Requirement: Check every line of the entries below for the word "combinatie", and copy the ones that have it.
──────── Provided data
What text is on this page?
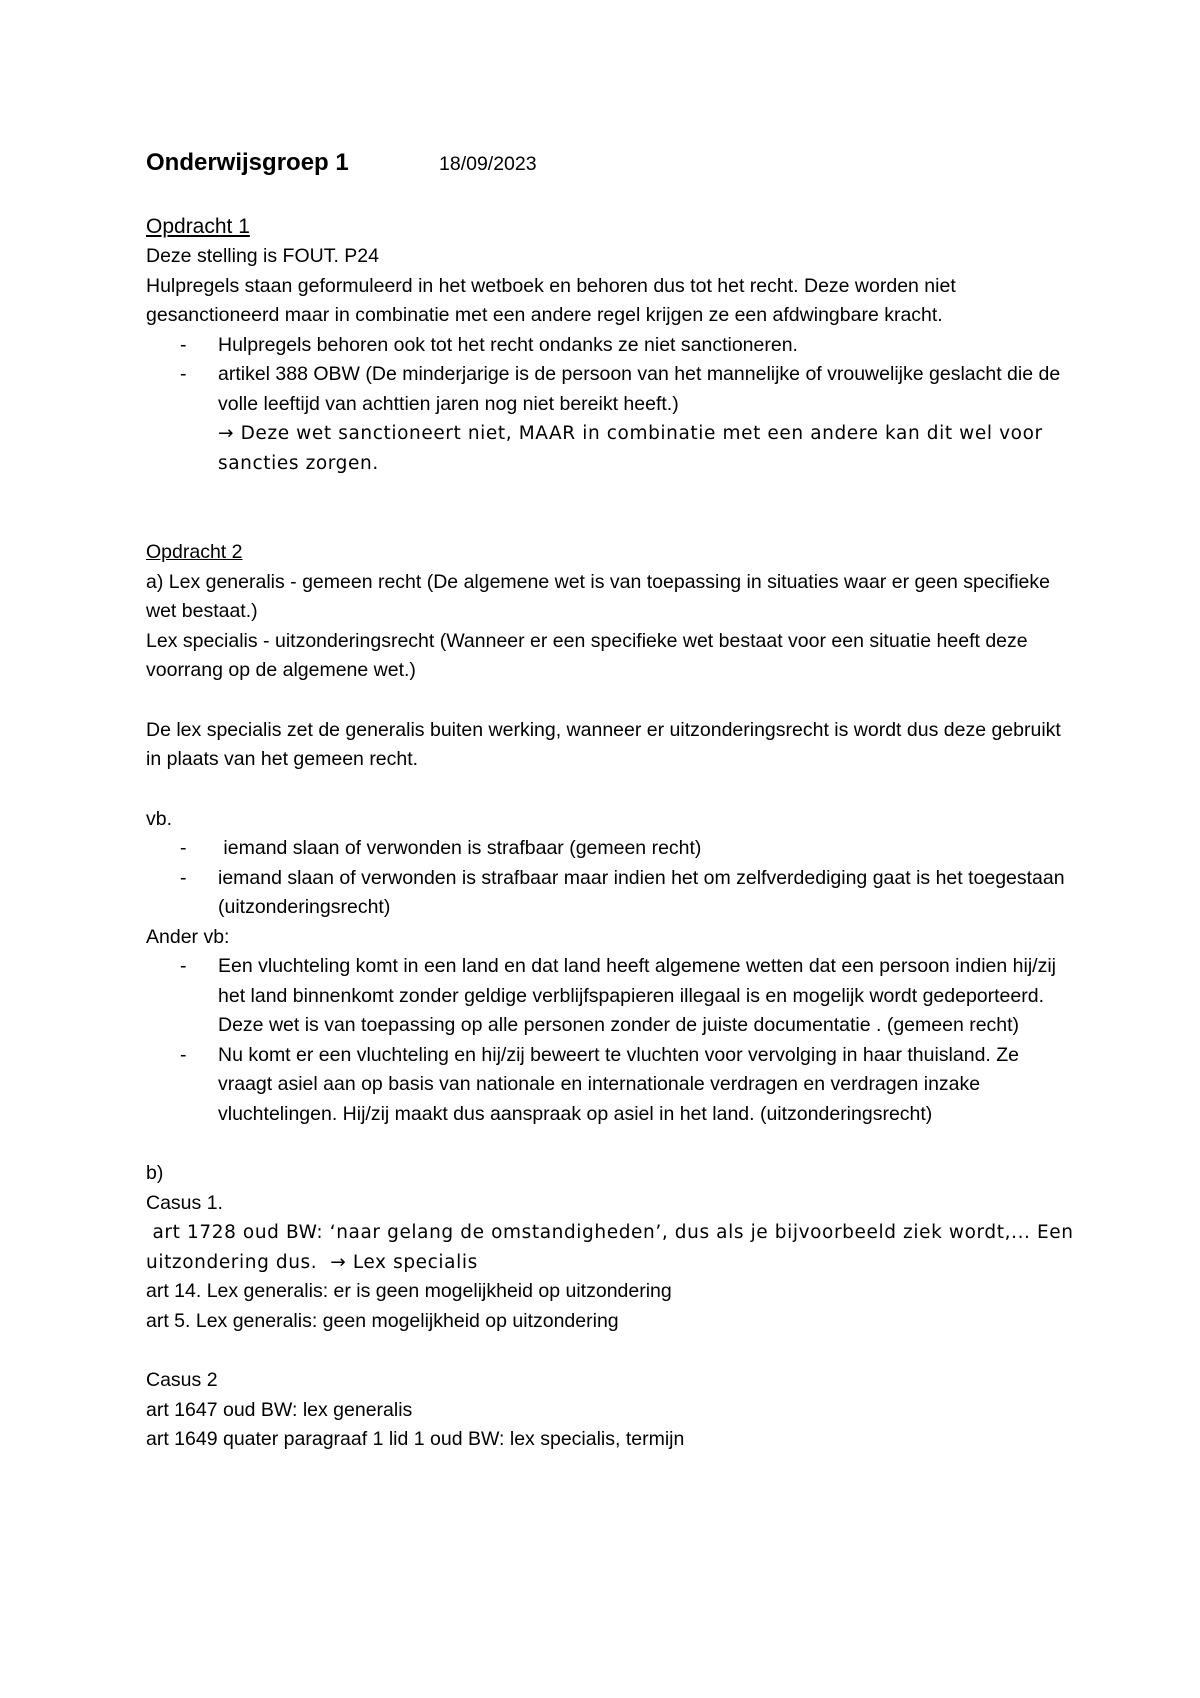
Onderwijsgroep 1	18/09/2023

Opdracht 1

Deze stelling is FOUT. P24

Hulpregels staan geformuleerd in het wetboek en behoren dus tot het recht. Deze worden niet gesanctioneerd maar in combinatie met een andere regel krijgen ze een afdwingbare kracht.

- Hulpregels behoren ook tot het recht ondanks ze niet sanctioneren.
- artikel 388 OBW (De minderjarige is de persoon van het mannelijke of vrouwelijke geslacht die de volle leeftijd van achttien jaren nog niet bereikt heeft.)
→ Deze wet sanctioneert niet, MAAR in combinatie met een andere kan dit wel voor sancties zorgen.

Opdracht 2

a) Lex generalis - gemeen recht (De algemene wet is van toepassing in situaties waar er geen specifieke wet bestaat.)

Lex specialis - uitzonderingsrecht (Wanneer er een specifieke wet bestaat voor een situatie heeft deze voorrang op de algemene wet.)

De lex specialis zet de generalis buiten werking, wanneer er uitzonderingsrecht is wordt dus deze gebruikt in plaats van het gemeen recht.

vb.

-  iemand slaan of verwonden is strafbaar (gemeen recht)
- iemand slaan of verwonden is strafbaar maar indien het om zelfverdediging gaat is het toegestaan (uitzonderingsrecht)

Ander vb:

- Een vluchteling komt in een land en dat land heeft algemene wetten dat een persoon indien hij/zij het land binnenkomt zonder geldige verblijfspapieren illegaal is en mogelijk wordt gedeporteerd. Deze wet is van toepassing op alle personen zonder de juiste documentatie . (gemeen recht)
- Nu komt er een vluchteling en hij/zij beweert te vluchten voor vervolging in haar thuisland. Ze vraagt asiel aan op basis van nationale en internationale verdragen en verdragen inzake vluchtelingen. Hij/zij maakt dus aanspraak op asiel in het land. (uitzonderingsrecht)

b)

Casus 1.

art 1728 oud BW: ‘naar gelang de omstandigheden’, dus als je bijvoorbeeld ziek wordt,... Een uitzondering dus.  → Lex specialis

art 14. Lex generalis: er is geen mogelijkheid op uitzondering

art 5. Lex generalis: geen mogelijkheid op uitzondering

Casus 2

art 1647 oud BW: lex generalis

art 1649 quater paragraaf 1 lid 1 oud BW: lex specialis, termijn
────────────────
Exercise response:
Hulpregels staan geformuleerd in het wetboek en behoren dus tot het recht. Deze worden niet gesanctioneerd maar in combinatie met een andere regel krijgen ze een afdwingbare kracht.
→ Deze wet sanctioneert niet, MAAR in combinatie met een andere kan dit wel voor sancties zorgen.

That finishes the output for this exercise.